C’est dans la matinée, aux Mureaux, dans les Yvelines, que le président annoncera les grandes lignes de son plan de lutte contre le séparatisme, l’appellation qu’il a choisie pour désigner le terrorisme islamiste.

CE PLAN, le chef de l’État le prépare depuis deux ans. Il a consulté les religieux, les politiques, les spécialistes de la loi de 1905 et il nous assure qu’il n’entend ni durcir les dispositions déjà en vigueur ni traiter le sujet, sans doute l’un des plus importants de l’époque, d’une façon flexible ou nonchalante. Il est difficile de dire que le terme de séparatisme est mieux adapté que islamisme politique à la sémantique des conflits religieux qui nous préoccupent. On se demande pourquoi, après avoir choisi Lunel, haut lieu de la formation des djihadistes désireux d’aller se battre sur les fronts syrien et irakien, M. Macron a préféré les Mureaux. Mais la vaste communication organisée autour de cette affaire ne semble pas indispensable à tout le monde. La loi de 1905 et celles qui font un délit des injures contre les femmes ou contre les juifs devraient suffire à nous offrir les armes de la dissuasion qui ne demandent qu’à être utilisées.

Ce que veut le pouvoir.

Il est vrai, néanmoins, qu’il est préférable de faire savoir que le gouvernement ne reste pas inerte face à un problème qui menace notre conception de la vie dans la cité, dans la République et dans le pays. Il est vrai que les apprentis sorciers du terrorisme doivent être prévenus. Les mesures de fermeture des mosquées où l’on dispense un enseignement subversif me semblent salutaires. L’exécutif a en tout cas exposé son plan au CFCM, organisation musulmane puissante, qui l’a approuvé. Il s’agit d’un exploit qui dégage l’horizon. L’aval du CFCM montre qu’en aucun cas les musulmans ne seront les boucs émissaires d’une opération qui serait destinée à les éloigner de leur pratique religieuse. Ce n’est ni le rôle de la laïcité, ni l’objectif des pouvoirs publics. Ce qu’ils veulent, c’est séparer l’islam de la politique, faire en sorte que le territoire français ne soit plus propice à l’organisation de complots contre notre sécurité. Cependant, depuis la recrudescence des attaques islamises en 2015, les gouvernements Hollande et Macron ont déjoué de nombreux attentats, ont fermé des écoles religieuses ou des mosquées et ont infiltré des réseaux en cours de constitution.

Lignes extraites d'une collection
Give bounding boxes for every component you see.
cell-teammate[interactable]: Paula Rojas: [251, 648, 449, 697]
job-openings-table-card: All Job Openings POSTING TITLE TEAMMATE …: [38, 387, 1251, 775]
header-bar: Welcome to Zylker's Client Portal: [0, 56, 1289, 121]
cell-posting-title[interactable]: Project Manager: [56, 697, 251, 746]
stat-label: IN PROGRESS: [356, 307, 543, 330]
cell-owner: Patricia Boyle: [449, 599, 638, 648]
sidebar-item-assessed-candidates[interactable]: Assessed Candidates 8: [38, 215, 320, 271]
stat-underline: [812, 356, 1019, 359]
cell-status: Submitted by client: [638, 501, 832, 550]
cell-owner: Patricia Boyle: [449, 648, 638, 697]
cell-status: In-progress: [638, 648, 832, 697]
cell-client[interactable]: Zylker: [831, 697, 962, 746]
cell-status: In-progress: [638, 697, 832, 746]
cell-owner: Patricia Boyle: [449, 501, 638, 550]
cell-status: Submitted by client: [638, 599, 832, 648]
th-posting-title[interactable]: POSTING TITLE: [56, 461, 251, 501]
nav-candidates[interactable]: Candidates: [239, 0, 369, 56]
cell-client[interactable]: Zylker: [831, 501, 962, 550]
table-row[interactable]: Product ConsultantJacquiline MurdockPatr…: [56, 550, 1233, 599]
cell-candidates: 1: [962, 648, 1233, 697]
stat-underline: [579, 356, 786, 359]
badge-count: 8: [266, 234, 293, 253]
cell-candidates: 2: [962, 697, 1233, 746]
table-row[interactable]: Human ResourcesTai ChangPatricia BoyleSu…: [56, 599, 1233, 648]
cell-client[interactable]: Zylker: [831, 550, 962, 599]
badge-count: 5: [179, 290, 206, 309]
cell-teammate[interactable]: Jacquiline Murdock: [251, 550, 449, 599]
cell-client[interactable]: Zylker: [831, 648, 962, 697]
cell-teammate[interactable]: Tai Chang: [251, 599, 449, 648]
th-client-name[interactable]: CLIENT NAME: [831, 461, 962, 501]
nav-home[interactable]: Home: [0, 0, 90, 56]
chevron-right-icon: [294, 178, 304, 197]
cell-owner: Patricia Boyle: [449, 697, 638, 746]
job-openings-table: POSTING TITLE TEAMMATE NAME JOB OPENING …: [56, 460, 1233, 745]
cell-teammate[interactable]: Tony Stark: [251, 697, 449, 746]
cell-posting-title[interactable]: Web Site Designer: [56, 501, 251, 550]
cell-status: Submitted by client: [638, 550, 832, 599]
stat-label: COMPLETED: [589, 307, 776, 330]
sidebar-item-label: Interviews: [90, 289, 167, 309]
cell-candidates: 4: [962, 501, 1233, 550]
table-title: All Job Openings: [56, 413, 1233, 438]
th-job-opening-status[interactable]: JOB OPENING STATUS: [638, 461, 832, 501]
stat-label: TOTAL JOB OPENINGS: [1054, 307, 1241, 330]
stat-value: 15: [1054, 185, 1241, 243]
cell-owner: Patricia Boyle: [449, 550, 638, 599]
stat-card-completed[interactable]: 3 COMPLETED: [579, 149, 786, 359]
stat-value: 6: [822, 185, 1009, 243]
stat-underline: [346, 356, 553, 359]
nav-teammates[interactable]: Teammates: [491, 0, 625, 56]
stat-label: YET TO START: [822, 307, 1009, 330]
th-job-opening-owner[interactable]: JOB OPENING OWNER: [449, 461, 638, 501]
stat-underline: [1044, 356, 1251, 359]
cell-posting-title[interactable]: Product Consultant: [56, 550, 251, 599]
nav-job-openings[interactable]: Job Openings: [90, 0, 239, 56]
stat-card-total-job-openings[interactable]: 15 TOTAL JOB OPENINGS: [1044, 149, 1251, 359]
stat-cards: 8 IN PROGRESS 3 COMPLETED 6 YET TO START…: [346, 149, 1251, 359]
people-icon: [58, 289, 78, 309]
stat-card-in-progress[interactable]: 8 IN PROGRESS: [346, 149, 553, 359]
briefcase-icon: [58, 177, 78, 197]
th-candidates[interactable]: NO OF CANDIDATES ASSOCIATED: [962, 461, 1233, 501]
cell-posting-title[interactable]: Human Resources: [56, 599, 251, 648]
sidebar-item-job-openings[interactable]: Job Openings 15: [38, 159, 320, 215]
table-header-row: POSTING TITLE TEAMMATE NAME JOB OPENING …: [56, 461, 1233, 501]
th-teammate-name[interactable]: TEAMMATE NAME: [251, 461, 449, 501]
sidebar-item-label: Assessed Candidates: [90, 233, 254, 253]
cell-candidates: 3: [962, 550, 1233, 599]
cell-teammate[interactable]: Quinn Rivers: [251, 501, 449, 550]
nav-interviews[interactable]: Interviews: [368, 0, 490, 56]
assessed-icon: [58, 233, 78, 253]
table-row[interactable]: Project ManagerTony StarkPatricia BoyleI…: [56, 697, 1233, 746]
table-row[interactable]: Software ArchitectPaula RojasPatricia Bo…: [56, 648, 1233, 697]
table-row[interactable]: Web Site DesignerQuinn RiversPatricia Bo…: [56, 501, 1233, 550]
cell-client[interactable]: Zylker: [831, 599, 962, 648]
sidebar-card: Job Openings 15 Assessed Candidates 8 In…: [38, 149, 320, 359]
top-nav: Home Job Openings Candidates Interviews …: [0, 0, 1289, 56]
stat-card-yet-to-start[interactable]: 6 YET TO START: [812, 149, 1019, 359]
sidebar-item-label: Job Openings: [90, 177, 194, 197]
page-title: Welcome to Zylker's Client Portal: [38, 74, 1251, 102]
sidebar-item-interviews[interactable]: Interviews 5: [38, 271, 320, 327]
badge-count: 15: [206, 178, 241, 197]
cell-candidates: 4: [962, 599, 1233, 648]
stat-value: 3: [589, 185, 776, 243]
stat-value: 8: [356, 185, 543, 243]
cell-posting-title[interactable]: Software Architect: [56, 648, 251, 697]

Travail à faire:
1: D'après l'article sur le plan contre le séparatisme, depuis combien de temps le chef de l'État prépare-t-il ce plan ?
2: Énumérez tous ceux que le chef de l'État a consultés, selon l'article sur le plan contre le séparatisme.
3: Poursuivez l'article sur le plan contre le séparatisme à la suite de sa dernière phrase.
Ces lignes forment un matériau distinct de l'article.

Réponses par tâche:
1: Depuis deux ans.

2:
- Les religieux
- Les politiques
- Les spécialistes de la loi de 1905

3:
Une discrimination fine.

Bien que le sujet soit dans la première liste de nos priorités, le texte sur le séparatisme ne sera pas adopté avant la fin de l’année et ne sera pas présenté au Parlement avant le début de l’année prochaine. M. Macron a donc voulu faire aujourd’hui ce qu’il aime le mieux, s’expliquer sur ses intentions, qui ont certes besoin d’un moment de pédagogie, et montrer sa vision des choses. Il a insisté sur les précautions prises par l’Élysée et par Matignon pour que le nouveau texte soit compatible avec la Loi fondamentale. On sait donc que, en principe, il ne vas ni déclencher une bataille contre l’islamisme politique ni le laisser prospérer sur notre sol. Depuis que le terrorisme en France s’est transformé en mal endémique, je n’ai cessé de souligner qu’il faut respecter la très grande majorité des musulmans de France qui ne sont pas du tout tentés par une mésaventure. La répression est indispensable parce qu’il s’agit de vies d’innocents. Elle ne doit pas être aveugle. C’est parce qu’ils constituent une minorité que les musulmans, français ou non, qui vivent en France, doivent être protégés. Depuis que les terroristes ont pris les armes contre nous, nous sommes obligés de procéder à une discrimination fine entre ceux qui n’ont pas de remède contre la haine et ceux qui ne demandent qu’à être intégrés dans la société française.